-------- DATA ROWS --------

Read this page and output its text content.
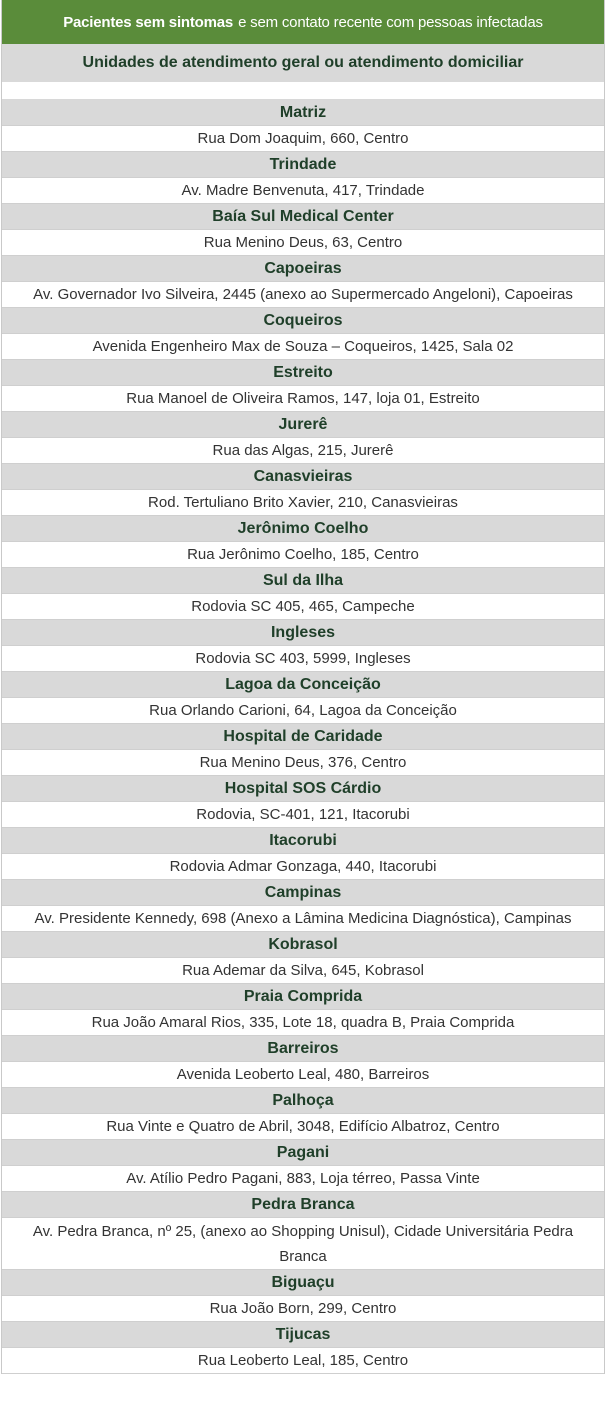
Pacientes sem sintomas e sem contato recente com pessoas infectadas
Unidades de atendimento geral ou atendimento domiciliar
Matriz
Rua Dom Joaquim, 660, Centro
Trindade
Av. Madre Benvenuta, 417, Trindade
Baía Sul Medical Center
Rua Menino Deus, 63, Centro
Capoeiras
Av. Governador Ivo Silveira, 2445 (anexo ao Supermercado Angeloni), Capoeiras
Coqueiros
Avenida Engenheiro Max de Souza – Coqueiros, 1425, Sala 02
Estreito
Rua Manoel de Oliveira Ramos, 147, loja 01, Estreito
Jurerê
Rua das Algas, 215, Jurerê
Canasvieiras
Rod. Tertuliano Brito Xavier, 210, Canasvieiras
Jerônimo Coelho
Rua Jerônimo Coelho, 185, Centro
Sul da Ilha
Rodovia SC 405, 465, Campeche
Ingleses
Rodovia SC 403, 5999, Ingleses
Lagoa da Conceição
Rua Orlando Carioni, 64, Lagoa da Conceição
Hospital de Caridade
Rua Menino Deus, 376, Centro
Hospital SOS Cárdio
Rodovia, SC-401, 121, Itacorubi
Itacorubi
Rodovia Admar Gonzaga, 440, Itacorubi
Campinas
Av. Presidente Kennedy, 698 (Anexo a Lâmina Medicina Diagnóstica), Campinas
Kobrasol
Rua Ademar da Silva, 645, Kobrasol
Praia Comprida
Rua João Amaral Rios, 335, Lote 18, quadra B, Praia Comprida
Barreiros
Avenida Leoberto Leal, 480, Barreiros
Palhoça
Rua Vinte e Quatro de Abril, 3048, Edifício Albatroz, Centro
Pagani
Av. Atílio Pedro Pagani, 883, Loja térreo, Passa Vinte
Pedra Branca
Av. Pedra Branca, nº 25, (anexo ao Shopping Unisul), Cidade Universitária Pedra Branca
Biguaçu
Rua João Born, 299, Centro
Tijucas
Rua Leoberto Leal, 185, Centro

--------

> [TASK OBJECTIVE]: Without including the pictures, return each record above exactly as it stands.

> [THE RESPONSE]:
Read this page and output its text content.
Pacientes sem sintomas e sem contato recente com pessoas infectadas
Unidades de atendimento geral ou atendimento domiciliar
Matriz
Rua Dom Joaquim, 660, Centro
Trindade
Av. Madre Benvenuta, 417, Trindade
Baía Sul Medical Center
Rua Menino Deus, 63, Centro
Capoeiras
Av. Governador Ivo Silveira, 2445 (anexo ao Supermercado Angeloni), Capoeiras
Coqueiros
Avenida Engenheiro Max de Souza – Coqueiros, 1425, Sala 02
Estreito
Rua Manoel de Oliveira Ramos, 147, loja 01, Estreito
Jurerê
Rua das Algas, 215, Jurerê
Canasvieiras
Rod. Tertuliano Brito Xavier, 210, Canasvieiras
Jerônimo Coelho
Rua Jerônimo Coelho, 185, Centro
Sul da Ilha
Rodovia SC 405, 465, Campeche
Ingleses
Rodovia SC 403, 5999, Ingleses
Lagoa da Conceição
Rua Orlando Carioni, 64, Lagoa da Conceição
Hospital de Caridade
Rua Menino Deus, 376, Centro
Hospital SOS Cárdio
Rodovia, SC-401, 121, Itacorubi
Itacorubi
Rodovia Admar Gonzaga, 440, Itacorubi
Campinas
Av. Presidente Kennedy, 698 (Anexo a Lâmina Medicina Diagnóstica), Campinas
Kobrasol
Rua Ademar da Silva, 645, Kobrasol
Praia Comprida
Rua João Amaral Rios, 335, Lote 18, quadra B, Praia Comprida
Barreiros
Avenida Leoberto Leal, 480, Barreiros
Palhoça
Rua Vinte e Quatro de Abril, 3048, Edifício Albatroz, Centro
Pagani
Av. Atílio Pedro Pagani, 883, Loja térreo, Passa Vinte
Pedra Branca
Av. Pedra Branca, nº 25, (anexo ao Shopping Unisul), Cidade Universitária Pedra Branca
Biguaçu
Rua João Born, 299, Centro
Tijucas
Rua Leoberto Leal, 185, Centro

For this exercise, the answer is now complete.